───── EXERCISE INPUTS
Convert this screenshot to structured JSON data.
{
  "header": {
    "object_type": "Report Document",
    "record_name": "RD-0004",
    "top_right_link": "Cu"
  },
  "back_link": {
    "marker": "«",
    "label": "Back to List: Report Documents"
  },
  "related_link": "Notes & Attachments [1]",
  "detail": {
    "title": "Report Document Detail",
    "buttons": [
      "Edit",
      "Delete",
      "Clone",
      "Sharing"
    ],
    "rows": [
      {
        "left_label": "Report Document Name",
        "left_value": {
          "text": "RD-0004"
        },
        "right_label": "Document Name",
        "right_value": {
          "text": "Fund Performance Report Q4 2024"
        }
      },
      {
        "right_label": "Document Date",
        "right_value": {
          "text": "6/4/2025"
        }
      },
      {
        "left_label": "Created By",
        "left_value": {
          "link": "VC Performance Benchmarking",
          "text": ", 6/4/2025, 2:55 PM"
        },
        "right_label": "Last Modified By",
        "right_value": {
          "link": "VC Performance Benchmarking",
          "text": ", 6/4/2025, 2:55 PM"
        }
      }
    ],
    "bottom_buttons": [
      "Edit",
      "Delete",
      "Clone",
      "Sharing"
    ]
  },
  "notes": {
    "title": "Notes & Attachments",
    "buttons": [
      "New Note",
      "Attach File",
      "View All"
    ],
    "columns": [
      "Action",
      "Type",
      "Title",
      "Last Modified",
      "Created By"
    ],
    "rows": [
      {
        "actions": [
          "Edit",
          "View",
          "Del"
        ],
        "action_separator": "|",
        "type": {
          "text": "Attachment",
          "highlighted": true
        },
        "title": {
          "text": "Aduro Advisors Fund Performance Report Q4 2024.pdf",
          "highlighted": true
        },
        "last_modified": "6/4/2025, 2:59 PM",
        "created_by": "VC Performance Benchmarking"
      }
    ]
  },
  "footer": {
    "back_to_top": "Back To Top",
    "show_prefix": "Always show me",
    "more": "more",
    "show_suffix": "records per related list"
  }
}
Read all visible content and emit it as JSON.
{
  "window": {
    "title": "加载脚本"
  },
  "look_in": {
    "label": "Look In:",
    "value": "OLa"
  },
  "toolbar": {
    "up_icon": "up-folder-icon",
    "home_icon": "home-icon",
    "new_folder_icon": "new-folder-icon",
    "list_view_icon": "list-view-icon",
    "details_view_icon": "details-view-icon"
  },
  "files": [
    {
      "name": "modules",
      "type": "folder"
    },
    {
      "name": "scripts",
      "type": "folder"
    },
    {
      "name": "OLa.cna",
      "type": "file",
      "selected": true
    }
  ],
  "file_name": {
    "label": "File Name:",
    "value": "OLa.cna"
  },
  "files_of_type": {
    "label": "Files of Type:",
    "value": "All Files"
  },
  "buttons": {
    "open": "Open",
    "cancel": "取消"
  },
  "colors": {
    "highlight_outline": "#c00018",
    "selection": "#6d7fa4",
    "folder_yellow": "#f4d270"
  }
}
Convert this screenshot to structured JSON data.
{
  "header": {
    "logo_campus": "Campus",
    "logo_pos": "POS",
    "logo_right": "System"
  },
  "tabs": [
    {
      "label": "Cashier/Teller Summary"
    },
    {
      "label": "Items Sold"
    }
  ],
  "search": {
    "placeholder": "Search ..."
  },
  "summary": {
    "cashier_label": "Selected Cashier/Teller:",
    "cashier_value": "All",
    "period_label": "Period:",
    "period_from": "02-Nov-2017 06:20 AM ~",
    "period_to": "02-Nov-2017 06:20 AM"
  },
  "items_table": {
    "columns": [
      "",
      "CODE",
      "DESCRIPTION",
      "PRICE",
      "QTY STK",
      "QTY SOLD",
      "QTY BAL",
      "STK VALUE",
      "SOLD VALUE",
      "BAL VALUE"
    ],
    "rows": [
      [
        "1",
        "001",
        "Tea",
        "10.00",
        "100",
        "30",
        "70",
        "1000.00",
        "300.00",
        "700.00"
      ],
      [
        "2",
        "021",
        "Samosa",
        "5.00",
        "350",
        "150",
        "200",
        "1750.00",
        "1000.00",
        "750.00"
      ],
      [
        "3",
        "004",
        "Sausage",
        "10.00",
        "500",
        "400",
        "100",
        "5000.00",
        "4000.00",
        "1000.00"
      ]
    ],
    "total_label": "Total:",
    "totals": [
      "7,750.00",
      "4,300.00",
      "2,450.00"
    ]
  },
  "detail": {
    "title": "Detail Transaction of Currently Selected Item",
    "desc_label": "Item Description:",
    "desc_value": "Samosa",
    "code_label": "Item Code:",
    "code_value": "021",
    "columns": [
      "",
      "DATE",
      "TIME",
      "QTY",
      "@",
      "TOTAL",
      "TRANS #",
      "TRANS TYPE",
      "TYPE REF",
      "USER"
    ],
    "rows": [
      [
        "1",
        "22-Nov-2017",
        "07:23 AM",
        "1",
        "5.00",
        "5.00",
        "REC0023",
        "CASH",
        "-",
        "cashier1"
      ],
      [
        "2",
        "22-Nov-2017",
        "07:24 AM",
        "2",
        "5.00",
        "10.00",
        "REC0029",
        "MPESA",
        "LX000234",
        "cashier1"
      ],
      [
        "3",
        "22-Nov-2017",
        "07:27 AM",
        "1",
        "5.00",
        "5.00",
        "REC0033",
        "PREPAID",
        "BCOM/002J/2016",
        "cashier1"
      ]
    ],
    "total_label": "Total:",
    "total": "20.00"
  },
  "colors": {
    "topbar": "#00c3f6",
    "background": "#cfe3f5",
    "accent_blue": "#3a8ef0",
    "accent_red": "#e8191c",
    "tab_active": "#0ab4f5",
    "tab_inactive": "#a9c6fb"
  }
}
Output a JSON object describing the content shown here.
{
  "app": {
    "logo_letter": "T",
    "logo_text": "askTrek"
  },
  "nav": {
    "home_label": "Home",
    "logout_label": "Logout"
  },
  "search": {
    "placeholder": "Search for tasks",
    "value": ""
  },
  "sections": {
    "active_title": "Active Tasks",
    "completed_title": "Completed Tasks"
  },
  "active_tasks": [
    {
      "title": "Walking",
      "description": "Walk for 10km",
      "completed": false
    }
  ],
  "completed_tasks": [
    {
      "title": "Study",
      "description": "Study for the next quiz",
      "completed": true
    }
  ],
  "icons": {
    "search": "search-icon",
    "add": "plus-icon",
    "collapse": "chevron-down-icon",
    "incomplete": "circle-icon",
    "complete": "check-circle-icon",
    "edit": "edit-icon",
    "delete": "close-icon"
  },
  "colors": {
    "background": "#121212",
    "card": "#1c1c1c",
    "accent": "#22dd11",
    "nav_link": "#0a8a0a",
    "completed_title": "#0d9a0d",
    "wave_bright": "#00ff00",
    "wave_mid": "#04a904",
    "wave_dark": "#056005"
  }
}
──────────
== SHORT EXERCISE ==
Print the complete listing again, exactly as it stands.

== SOLUTION FOR THIS TASK ==
Convert this screenshot to structured JSON data.
{
  "header": {
    "object_type": "Report Document",
    "record_name": "RD-0004",
    "top_right_link": "Cu"
  },
  "back_link": {
    "marker": "«",
    "label": "Back to List: Report Documents"
  },
  "related_link": "Notes & Attachments [1]",
  "detail": {
    "title": "Report Document Detail",
    "buttons": [
      "Edit",
      "Delete",
      "Clone",
      "Sharing"
    ],
    "rows": [
      {
        "left_label": "Report Document Name",
        "left_value": {
          "text": "RD-0004"
        },
        "right_label": "Document Name",
        "right_value": {
          "text": "Fund Performance Report Q4 2024"
        }
      },
      {
        "right_label": "Document Date",
        "right_value": {
          "text": "6/4/2025"
        }
      },
      {
        "left_label": "Created By",
        "left_value": {
          "link": "VC Performance Benchmarking",
          "text": ", 6/4/2025, 2:55 PM"
        },
        "right_label": "Last Modified By",
        "right_value": {
          "link": "VC Performance Benchmarking",
          "text": ", 6/4/2025, 2:55 PM"
        }
      }
    ],
    "bottom_buttons": [
      "Edit",
      "Delete",
      "Clone",
      "Sharing"
    ]
  },
  "notes": {
    "title": "Notes & Attachments",
    "buttons": [
      "New Note",
      "Attach File",
      "View All"
    ],
    "columns": [
      "Action",
      "Type",
      "Title",
      "Last Modified",
      "Created By"
    ],
    "rows": [
      {
        "actions": [
          "Edit",
          "View",
          "Del"
        ],
        "action_separator": "|",
        "type": {
          "text": "Attachment",
          "highlighted": true
        },
        "title": {
          "text": "Aduro Advisors Fund Performance Report Q4 2024.pdf",
          "highlighted": true
        },
        "last_modified": "6/4/2025, 2:59 PM",
        "created_by": "VC Performance Benchmarking"
      }
    ]
  },
  "footer": {
    "back_to_top": "Back To Top",
    "show_prefix": "Always show me",
    "more": "more",
    "show_suffix": "records per related list"
  }
}
Read all visible content and emit it as JSON.
{
  "window": {
    "title": "加载脚本"
  },
  "look_in": {
    "label": "Look In:",
    "value": "OLa"
  },
  "toolbar": {
    "up_icon": "up-folder-icon",
    "home_icon": "home-icon",
    "new_folder_icon": "new-folder-icon",
    "list_view_icon": "list-view-icon",
    "details_view_icon": "details-view-icon"
  },
  "files": [
    {
      "name": "modules",
      "type": "folder"
    },
    {
      "name": "scripts",
      "type": "folder"
    },
    {
      "name": "OLa.cna",
      "type": "file",
      "selected": true
    }
  ],
  "file_name": {
    "label": "File Name:",
    "value": "OLa.cna"
  },
  "files_of_type": {
    "label": "Files of Type:",
    "value": "All Files"
  },
  "buttons": {
    "open": "Open",
    "cancel": "取消"
  },
  "colors": {
    "highlight_outline": "#c00018",
    "selection": "#6d7fa4",
    "folder_yellow": "#f4d270"
  }
}
Convert this screenshot to structured JSON data.
{
  "header": {
    "logo_campus": "Campus",
    "logo_pos": "POS",
    "logo_right": "System"
  },
  "tabs": [
    {
      "label": "Cashier/Teller Summary"
    },
    {
      "label": "Items Sold"
    }
  ],
  "search": {
    "placeholder": "Search ..."
  },
  "summary": {
    "cashier_label": "Selected Cashier/Teller:",
    "cashier_value": "All",
    "period_label": "Period:",
    "period_from": "02-Nov-2017 06:20 AM ~",
    "period_to": "02-Nov-2017 06:20 AM"
  },
  "items_table": {
    "columns": [
      "",
      "CODE",
      "DESCRIPTION",
      "PRICE",
      "QTY STK",
      "QTY SOLD",
      "QTY BAL",
      "STK VALUE",
      "SOLD VALUE",
      "BAL VALUE"
    ],
    "rows": [
      [
        "1",
        "001",
        "Tea",
        "10.00",
        "100",
        "30",
        "70",
        "1000.00",
        "300.00",
        "700.00"
      ],
      [
        "2",
        "021",
        "Samosa",
        "5.00",
        "350",
        "150",
        "200",
        "1750.00",
        "1000.00",
        "750.00"
      ],
      [
        "3",
        "004",
        "Sausage",
        "10.00",
        "500",
        "400",
        "100",
        "5000.00",
        "4000.00",
        "1000.00"
      ]
    ],
    "total_label": "Total:",
    "totals": [
      "7,750.00",
      "4,300.00",
      "2,450.00"
    ]
  },
  "detail": {
    "title": "Detail Transaction of Currently Selected Item",
    "desc_label": "Item Description:",
    "desc_value": "Samosa",
    "code_label": "Item Code:",
    "code_value": "021",
    "columns": [
      "",
      "DATE",
      "TIME",
      "QTY",
      "@",
      "TOTAL",
      "TRANS #",
      "TRANS TYPE",
      "TYPE REF",
      "USER"
    ],
    "rows": [
      [
        "1",
        "22-Nov-2017",
        "07:23 AM",
        "1",
        "5.00",
        "5.00",
        "REC0023",
        "CASH",
        "-",
        "cashier1"
      ],
      [
        "2",
        "22-Nov-2017",
        "07:24 AM",
        "2",
        "5.00",
        "10.00",
        "REC0029",
        "MPESA",
        "LX000234",
        "cashier1"
      ],
      [
        "3",
        "22-Nov-2017",
        "07:27 AM",
        "1",
        "5.00",
        "5.00",
        "REC0033",
        "PREPAID",
        "BCOM/002J/2016",
        "cashier1"
      ]
    ],
    "total_label": "Total:",
    "total": "20.00"
  },
  "colors": {
    "topbar": "#00c3f6",
    "background": "#cfe3f5",
    "accent_blue": "#3a8ef0",
    "accent_red": "#e8191c",
    "tab_active": "#0ab4f5",
    "tab_inactive": "#a9c6fb"
  }
}
Output a JSON object describing the content shown here.
{
  "app": {
    "logo_letter": "T",
    "logo_text": "askTrek"
  },
  "nav": {
    "home_label": "Home",
    "logout_label": "Logout"
  },
  "search": {
    "placeholder": "Search for tasks",
    "value": ""
  },
  "sections": {
    "active_title": "Active Tasks",
    "completed_title": "Completed Tasks"
  },
  "active_tasks": [
    {
      "title": "Walking",
      "description": "Walk for 10km",
      "completed": false
    }
  ],
  "completed_tasks": [
    {
      "title": "Study",
      "description": "Study for the next quiz",
      "completed": true
    }
  ],
  "icons": {
    "search": "search-icon",
    "add": "plus-icon",
    "collapse": "chevron-down-icon",
    "incomplete": "circle-icon",
    "complete": "check-circle-icon",
    "edit": "edit-icon",
    "delete": "close-icon"
  },
  "colors": {
    "background": "#121212",
    "card": "#1c1c1c",
    "accent": "#22dd11",
    "nav_link": "#0a8a0a",
    "completed_title": "#0d9a0d",
    "wave_bright": "#00ff00",
    "wave_mid": "#04a904",
    "wave_dark": "#056005"
  }
}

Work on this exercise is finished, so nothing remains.